Nama
lengkapanya Hassan bin Tsabit bin al-Mundzir al-Hazrojy al-Anshory. Nama
panggilannya Abul Walid. Hassan bisa juga disebut sebagai nabinya penyair. Dia
merupakan penyair yang mahir. Dia lahir dan dibawa ke yathrib (madina) dia
berasal dari keluarkan terpandang di suku arab selatan, Khazraj. Suku ini selalu menolong dan melindungi Nabi Muhammad
melawan Quaisy. Khazraj sama dengan golongan Anshar yang diberi gelar
“penolong.”
Hassan
hidup hingga berumur 120 tahun. Dikatakan bahwa ia hidup selama 60 tahun dimasa
sebelum periodisasi Islam dan 60 tahun lagi pada masa periodisasi Islam. Dia
memiliki hubungan kekerabatan dengan pangeran Syiria yang bernama Al-Harith bin
abu Shamir, Amr bin al Harith dan yang terakhir adalah Jabala bin Al-Aiham. Dia
adalah seorang yang mencintai perdamaian, sesuai yang telah diajarkan ayahnya
kepada sukunya.
Hassan
menghidupi dirinya dengan puisi-puisi yang ia hasilkan. Dibawah perlindungan
dari Ratu Ghassanid yang kerapkali mengunjunginya dengan membawa berupa hadiah.

→ Data Terkumpul
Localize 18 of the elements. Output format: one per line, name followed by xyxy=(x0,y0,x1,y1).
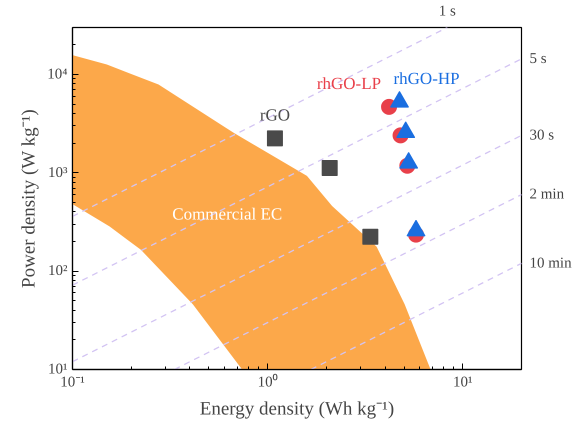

→ Tugas Anda
Menurut teks tentang Hassan bin Tsabit, sampai umur berapa Hassan hidup? Tolong jawab dengan satu kalimat. Daftar ini tidak berkaitan dengan teks tentang Hassan bin Tsabit.

→ Penyelesaian Soal
Hassan hidup hingga berumur 120 tahun.